Problem | Copy out the items below word for word, beginning with the line containing "Decompose this screenshot" and continuing through the line containing "panel-title-original: Original Image".

Provided records |
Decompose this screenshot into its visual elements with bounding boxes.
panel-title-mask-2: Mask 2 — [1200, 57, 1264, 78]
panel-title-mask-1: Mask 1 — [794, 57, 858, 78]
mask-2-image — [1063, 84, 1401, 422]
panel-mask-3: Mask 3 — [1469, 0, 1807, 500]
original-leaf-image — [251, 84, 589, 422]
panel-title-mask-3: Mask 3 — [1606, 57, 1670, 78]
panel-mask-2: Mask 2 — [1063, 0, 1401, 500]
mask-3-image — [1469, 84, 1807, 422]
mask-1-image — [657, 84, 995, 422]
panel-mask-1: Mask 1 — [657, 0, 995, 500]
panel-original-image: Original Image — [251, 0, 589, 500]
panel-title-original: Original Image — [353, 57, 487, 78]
...
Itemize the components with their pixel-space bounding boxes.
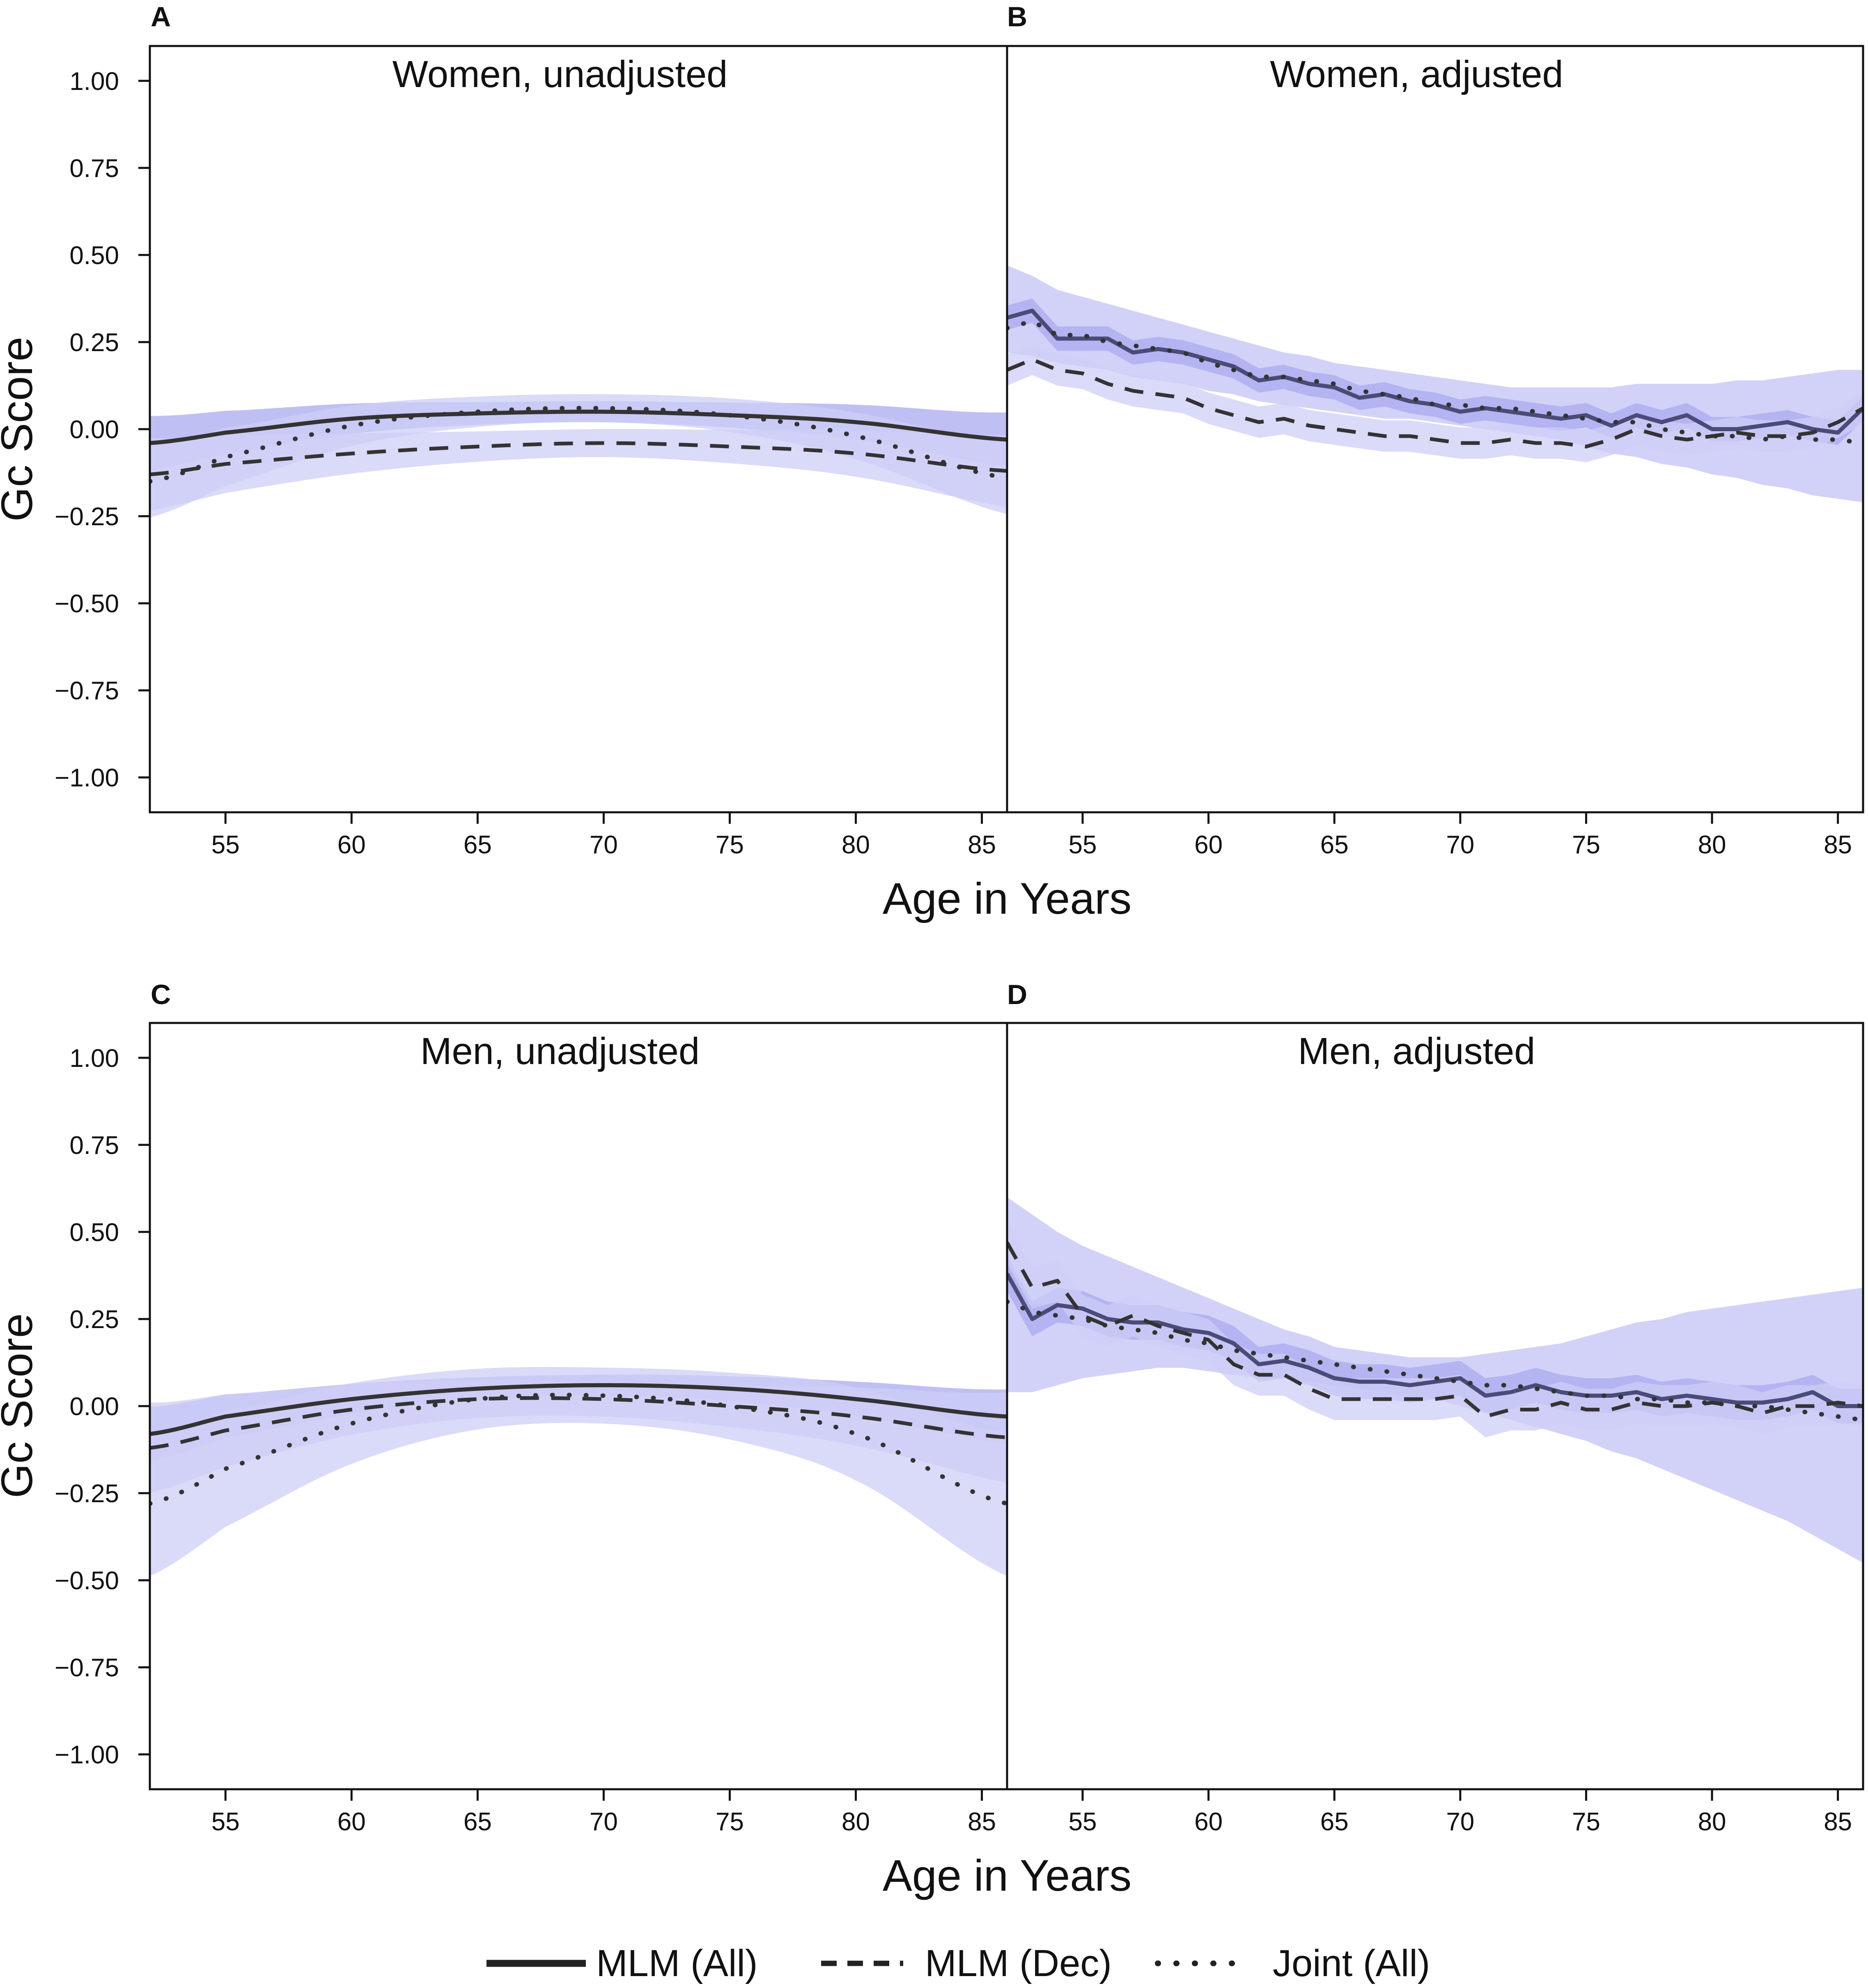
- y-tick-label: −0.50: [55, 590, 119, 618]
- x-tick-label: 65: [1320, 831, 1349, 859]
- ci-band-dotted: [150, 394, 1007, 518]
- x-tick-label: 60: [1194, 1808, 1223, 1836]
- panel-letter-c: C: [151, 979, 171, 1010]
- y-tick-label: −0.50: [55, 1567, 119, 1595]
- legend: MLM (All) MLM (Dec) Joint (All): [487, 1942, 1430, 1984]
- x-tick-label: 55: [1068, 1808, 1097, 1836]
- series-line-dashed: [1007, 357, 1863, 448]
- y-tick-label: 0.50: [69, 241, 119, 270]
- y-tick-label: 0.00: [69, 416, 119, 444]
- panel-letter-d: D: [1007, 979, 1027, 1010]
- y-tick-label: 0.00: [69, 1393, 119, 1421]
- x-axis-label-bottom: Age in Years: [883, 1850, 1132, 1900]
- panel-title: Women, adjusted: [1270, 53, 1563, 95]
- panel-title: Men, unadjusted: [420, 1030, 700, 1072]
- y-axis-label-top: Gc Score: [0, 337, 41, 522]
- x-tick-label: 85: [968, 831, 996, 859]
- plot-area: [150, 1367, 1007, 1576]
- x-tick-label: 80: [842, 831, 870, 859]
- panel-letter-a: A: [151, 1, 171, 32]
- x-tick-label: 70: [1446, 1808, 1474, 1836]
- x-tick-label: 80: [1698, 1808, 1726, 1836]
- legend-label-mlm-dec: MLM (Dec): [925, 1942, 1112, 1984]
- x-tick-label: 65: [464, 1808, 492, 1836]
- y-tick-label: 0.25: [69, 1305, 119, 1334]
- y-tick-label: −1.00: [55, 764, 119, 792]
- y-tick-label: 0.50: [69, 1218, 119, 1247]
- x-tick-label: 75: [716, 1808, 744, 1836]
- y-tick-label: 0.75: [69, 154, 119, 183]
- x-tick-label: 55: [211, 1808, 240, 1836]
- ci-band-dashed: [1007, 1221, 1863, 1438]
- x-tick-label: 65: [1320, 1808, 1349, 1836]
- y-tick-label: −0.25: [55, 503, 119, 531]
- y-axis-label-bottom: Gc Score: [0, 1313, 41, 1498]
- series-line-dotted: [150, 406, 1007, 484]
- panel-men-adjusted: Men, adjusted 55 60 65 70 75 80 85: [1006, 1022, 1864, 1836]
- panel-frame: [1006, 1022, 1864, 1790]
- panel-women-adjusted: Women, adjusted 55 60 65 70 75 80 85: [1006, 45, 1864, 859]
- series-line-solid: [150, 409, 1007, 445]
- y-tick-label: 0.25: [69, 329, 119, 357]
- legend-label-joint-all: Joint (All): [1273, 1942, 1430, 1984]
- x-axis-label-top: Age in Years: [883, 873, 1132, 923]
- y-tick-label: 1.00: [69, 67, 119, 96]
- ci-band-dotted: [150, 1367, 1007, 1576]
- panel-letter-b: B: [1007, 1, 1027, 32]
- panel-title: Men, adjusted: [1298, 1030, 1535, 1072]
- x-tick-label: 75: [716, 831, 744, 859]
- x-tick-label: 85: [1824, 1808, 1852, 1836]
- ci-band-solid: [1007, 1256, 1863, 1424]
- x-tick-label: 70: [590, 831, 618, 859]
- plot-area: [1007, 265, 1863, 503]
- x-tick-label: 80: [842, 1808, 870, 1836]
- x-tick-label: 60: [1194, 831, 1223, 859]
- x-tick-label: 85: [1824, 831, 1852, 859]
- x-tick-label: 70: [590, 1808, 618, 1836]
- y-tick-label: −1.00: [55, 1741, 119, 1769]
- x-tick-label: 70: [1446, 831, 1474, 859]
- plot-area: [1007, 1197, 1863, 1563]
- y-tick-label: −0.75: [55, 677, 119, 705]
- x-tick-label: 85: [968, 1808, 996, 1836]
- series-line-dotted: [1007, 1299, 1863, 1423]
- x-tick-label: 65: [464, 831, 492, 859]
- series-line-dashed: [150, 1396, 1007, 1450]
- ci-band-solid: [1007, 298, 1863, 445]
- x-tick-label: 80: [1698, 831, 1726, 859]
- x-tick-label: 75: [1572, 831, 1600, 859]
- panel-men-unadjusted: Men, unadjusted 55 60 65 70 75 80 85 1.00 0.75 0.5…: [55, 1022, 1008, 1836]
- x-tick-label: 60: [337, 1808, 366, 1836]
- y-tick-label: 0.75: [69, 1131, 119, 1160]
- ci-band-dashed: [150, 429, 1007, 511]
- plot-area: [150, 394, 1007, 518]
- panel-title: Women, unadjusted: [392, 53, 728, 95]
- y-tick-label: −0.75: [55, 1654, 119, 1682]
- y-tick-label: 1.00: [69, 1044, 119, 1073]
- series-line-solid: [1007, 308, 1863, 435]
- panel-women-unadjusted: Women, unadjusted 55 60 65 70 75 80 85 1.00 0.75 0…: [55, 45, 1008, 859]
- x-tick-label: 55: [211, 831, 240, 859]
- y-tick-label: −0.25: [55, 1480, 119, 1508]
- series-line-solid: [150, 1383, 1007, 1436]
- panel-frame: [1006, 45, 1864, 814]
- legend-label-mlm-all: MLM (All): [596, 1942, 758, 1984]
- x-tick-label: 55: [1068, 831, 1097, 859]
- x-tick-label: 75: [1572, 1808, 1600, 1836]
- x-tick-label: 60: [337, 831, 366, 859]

Exercise answer |
Decompose this screenshot into its visual elements with bounding boxes.
panel-title-mask-2: Mask 2 — [1200, 57, 1264, 78]
panel-title-mask-1: Mask 1 — [794, 57, 858, 78]
mask-2-image — [1063, 84, 1401, 422]
panel-mask-3: Mask 3 — [1469, 0, 1807, 500]
original-leaf-image — [251, 84, 589, 422]
panel-title-mask-3: Mask 3 — [1606, 57, 1670, 78]
panel-mask-2: Mask 2 — [1063, 0, 1401, 500]
mask-3-image — [1469, 84, 1807, 422]
mask-1-image — [657, 84, 995, 422]
panel-mask-1: Mask 1 — [657, 0, 995, 500]
panel-original-image: Original Image — [251, 0, 589, 500]
panel-title-original: Original Image — [353, 57, 487, 78]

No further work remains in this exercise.